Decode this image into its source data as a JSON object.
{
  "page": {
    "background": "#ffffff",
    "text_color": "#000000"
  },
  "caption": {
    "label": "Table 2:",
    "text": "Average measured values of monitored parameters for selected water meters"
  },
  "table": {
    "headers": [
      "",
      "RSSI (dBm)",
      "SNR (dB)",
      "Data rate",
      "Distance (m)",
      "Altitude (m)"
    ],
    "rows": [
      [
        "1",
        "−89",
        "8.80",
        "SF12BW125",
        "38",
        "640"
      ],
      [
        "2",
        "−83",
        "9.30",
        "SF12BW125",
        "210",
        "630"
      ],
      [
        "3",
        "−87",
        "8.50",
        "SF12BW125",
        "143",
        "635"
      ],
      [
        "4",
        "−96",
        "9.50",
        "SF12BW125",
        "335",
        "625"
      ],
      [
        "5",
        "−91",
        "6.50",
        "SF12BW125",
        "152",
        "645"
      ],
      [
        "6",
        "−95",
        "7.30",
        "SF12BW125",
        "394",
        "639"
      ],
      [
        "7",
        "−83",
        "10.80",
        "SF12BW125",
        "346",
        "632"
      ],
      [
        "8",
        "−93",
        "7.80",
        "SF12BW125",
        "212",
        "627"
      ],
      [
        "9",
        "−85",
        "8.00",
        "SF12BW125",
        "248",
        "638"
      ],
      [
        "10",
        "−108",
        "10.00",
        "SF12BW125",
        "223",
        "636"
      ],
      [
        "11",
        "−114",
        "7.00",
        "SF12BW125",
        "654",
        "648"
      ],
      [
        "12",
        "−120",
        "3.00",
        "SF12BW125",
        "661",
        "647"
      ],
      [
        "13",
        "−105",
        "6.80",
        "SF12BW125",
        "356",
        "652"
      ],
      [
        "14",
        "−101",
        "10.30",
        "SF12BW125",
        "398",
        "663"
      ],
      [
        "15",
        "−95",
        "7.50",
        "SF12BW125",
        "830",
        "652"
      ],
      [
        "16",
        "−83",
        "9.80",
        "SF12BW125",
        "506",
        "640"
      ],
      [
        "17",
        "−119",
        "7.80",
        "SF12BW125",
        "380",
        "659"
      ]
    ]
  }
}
━━━━
:: Exercise objective ::
Repeat all of the records above exactly as they appear.

:: Exercise output ::
Decode this image into its source data as a JSON object.
{
  "page": {
    "background": "#ffffff",
    "text_color": "#000000"
  },
  "caption": {
    "label": "Table 2:",
    "text": "Average measured values of monitored parameters for selected water meters"
  },
  "table": {
    "headers": [
      "",
      "RSSI (dBm)",
      "SNR (dB)",
      "Data rate",
      "Distance (m)",
      "Altitude (m)"
    ],
    "rows": [
      [
        "1",
        "−89",
        "8.80",
        "SF12BW125",
        "38",
        "640"
      ],
      [
        "2",
        "−83",
        "9.30",
        "SF12BW125",
        "210",
        "630"
      ],
      [
        "3",
        "−87",
        "8.50",
        "SF12BW125",
        "143",
        "635"
      ],
      [
        "4",
        "−96",
        "9.50",
        "SF12BW125",
        "335",
        "625"
      ],
      [
        "5",
        "−91",
        "6.50",
        "SF12BW125",
        "152",
        "645"
      ],
      [
        "6",
        "−95",
        "7.30",
        "SF12BW125",
        "394",
        "639"
      ],
      [
        "7",
        "−83",
        "10.80",
        "SF12BW125",
        "346",
        "632"
      ],
      [
        "8",
        "−93",
        "7.80",
        "SF12BW125",
        "212",
        "627"
      ],
      [
        "9",
        "−85",
        "8.00",
        "SF12BW125",
        "248",
        "638"
      ],
      [
        "10",
        "−108",
        "10.00",
        "SF12BW125",
        "223",
        "636"
      ],
      [
        "11",
        "−114",
        "7.00",
        "SF12BW125",
        "654",
        "648"
      ],
      [
        "12",
        "−120",
        "3.00",
        "SF12BW125",
        "661",
        "647"
      ],
      [
        "13",
        "−105",
        "6.80",
        "SF12BW125",
        "356",
        "652"
      ],
      [
        "14",
        "−101",
        "10.30",
        "SF12BW125",
        "398",
        "663"
      ],
      [
        "15",
        "−95",
        "7.50",
        "SF12BW125",
        "830",
        "652"
      ],
      [
        "16",
        "−83",
        "9.80",
        "SF12BW125",
        "506",
        "640"
      ],
      [
        "17",
        "−119",
        "7.80",
        "SF12BW125",
        "380",
        "659"
      ]
    ]
  }
}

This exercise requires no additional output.